# START OF TASK INPUTS

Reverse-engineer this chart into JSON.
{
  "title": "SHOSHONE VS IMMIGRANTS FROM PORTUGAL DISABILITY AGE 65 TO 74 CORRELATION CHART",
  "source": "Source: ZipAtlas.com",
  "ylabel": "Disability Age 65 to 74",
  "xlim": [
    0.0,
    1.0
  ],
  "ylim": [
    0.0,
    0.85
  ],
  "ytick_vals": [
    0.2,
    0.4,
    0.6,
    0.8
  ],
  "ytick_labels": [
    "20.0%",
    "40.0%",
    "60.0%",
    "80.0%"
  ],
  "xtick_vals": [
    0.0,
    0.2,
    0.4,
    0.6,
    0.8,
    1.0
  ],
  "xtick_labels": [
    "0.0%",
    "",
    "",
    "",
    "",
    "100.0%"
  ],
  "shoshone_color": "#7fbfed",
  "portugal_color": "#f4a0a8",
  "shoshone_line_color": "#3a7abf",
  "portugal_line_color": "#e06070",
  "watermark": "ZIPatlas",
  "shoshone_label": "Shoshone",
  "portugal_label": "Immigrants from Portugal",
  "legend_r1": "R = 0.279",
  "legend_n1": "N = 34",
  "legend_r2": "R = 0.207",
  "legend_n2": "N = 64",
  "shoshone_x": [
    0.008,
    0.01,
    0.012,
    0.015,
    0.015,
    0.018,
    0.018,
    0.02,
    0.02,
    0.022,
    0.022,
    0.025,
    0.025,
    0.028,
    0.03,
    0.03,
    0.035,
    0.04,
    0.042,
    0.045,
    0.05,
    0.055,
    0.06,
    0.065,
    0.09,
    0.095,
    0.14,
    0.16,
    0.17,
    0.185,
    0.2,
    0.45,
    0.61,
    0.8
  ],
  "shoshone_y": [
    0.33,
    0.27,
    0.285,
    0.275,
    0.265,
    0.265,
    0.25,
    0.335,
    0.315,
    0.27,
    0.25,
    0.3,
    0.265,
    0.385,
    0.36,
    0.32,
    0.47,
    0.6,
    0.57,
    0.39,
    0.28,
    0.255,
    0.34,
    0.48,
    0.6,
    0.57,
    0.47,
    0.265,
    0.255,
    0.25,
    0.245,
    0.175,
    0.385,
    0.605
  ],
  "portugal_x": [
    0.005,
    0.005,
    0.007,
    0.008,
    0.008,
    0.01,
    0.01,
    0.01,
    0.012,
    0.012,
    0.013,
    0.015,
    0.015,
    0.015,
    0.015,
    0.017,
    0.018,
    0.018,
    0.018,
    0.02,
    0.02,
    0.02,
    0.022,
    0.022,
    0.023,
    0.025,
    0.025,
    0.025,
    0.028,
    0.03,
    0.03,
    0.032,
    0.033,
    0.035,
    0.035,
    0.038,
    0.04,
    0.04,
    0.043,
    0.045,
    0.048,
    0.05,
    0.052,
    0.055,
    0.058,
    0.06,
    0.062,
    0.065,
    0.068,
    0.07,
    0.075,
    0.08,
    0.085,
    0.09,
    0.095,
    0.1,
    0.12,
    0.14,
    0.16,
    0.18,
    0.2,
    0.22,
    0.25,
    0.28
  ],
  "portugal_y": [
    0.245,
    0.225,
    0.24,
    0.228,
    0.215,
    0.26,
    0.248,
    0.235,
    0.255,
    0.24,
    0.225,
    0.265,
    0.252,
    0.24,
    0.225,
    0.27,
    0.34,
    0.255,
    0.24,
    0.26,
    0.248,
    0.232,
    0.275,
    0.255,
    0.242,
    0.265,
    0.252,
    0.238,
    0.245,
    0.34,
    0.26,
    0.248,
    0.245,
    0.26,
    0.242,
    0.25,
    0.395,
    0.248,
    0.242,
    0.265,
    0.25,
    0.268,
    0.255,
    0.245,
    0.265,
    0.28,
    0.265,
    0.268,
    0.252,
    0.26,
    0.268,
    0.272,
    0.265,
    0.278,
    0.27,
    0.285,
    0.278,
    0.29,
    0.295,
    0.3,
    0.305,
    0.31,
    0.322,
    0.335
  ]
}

# END OF TASK INPUTS
# START OF TASK INPUTS

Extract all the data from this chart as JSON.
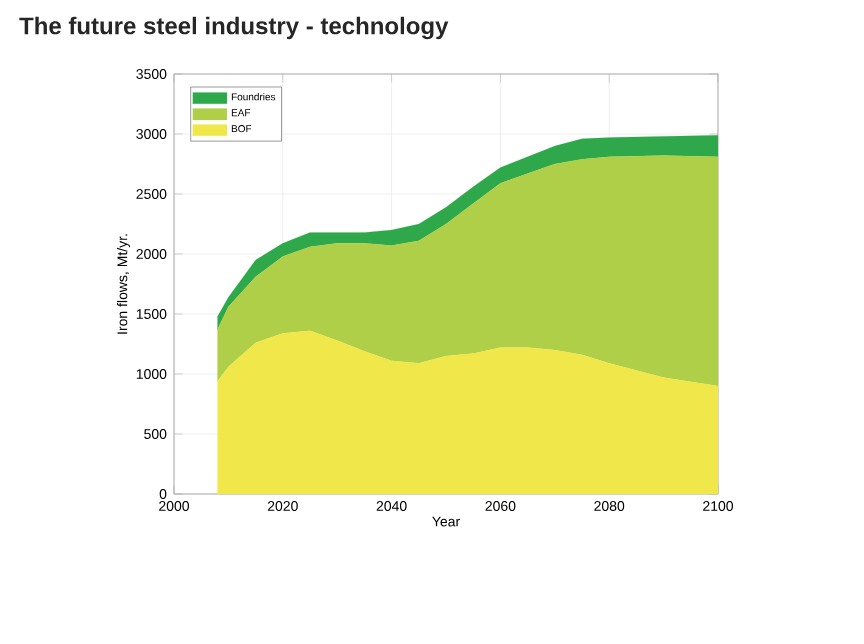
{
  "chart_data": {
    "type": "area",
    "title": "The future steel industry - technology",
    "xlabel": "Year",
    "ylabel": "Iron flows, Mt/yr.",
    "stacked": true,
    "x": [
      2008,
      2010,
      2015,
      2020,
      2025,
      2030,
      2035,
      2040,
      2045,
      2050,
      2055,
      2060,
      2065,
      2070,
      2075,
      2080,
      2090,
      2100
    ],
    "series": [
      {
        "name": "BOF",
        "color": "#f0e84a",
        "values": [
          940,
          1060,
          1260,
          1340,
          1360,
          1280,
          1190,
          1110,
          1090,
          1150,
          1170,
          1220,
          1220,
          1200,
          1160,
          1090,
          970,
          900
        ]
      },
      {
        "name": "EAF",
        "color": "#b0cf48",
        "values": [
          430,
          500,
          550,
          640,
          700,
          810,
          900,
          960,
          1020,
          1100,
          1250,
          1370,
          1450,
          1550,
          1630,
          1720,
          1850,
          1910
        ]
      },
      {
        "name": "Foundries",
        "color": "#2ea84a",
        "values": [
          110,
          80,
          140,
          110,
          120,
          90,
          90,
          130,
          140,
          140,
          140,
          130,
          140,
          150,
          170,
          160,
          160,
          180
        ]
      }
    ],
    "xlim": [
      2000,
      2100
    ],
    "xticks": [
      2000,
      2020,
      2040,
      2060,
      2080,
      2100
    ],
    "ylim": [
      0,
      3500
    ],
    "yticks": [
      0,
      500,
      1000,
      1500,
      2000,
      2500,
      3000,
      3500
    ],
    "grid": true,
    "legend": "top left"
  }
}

# END OF TASK INPUTS
# START OF TASK INPUTS

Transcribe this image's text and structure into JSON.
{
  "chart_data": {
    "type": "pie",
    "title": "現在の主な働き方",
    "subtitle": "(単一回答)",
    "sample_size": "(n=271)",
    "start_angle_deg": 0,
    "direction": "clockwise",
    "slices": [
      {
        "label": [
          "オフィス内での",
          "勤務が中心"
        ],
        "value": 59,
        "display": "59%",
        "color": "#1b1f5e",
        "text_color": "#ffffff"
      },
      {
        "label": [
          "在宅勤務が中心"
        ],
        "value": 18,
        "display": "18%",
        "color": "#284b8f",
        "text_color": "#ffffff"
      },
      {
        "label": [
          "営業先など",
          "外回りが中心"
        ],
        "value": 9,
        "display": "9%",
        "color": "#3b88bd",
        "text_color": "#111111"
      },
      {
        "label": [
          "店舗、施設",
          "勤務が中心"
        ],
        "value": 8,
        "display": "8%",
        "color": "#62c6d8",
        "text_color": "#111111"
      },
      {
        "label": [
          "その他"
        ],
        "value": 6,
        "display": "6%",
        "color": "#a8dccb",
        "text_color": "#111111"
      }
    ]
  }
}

# END OF TASK INPUTS

(TASK GOAL)
From the data above, copy each line that holds "ylabel".

(ANSWER TO THIS TASK)
  "ylabel": "Disability Age 65 to 74",
    "ylabel": "Iron flows, Mt/yr.",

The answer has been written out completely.